#### Exercise:
Show, in full, each line of the data that contains "Zool".

#### Dataset content:
>>>>>

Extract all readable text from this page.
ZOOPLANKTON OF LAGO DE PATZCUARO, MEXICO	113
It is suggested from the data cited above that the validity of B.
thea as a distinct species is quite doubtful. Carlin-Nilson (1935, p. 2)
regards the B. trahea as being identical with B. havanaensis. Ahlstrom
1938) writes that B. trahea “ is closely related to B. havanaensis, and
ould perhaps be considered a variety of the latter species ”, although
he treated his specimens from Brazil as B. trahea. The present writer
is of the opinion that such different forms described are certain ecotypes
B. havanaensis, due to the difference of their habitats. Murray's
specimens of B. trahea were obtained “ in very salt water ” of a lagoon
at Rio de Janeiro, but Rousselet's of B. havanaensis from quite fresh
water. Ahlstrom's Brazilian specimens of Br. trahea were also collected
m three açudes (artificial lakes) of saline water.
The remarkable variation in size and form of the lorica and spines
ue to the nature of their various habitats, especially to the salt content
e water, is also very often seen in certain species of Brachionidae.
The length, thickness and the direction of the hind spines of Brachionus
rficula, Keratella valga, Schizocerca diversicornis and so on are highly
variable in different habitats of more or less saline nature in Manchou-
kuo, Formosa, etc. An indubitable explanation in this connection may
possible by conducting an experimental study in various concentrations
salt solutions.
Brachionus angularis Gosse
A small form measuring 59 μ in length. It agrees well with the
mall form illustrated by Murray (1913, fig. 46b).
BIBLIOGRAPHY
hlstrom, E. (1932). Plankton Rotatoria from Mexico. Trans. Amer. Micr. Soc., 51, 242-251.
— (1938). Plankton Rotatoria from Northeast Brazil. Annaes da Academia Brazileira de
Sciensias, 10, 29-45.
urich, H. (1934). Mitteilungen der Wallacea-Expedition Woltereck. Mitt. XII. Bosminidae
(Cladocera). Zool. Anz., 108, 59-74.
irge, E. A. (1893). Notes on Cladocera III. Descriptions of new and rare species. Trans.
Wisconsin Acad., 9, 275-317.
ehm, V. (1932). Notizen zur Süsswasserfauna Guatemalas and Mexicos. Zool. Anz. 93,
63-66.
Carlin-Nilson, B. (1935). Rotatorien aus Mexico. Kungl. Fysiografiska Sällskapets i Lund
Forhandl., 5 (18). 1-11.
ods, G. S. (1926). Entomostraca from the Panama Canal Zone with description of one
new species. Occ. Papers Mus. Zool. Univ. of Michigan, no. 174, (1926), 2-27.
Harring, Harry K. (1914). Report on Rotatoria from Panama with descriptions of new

<<<<<

#### Finished exercise:
(Cladocera). Zool. Anz., 108, 59-74.
ehm, V. (1932). Notizen zur Süsswasserfauna Guatemalas and Mexicos. Zool. Anz. 93,
new species. Occ. Papers Mus. Zool. Univ. of Michigan, no. 174, (1926), 2-27.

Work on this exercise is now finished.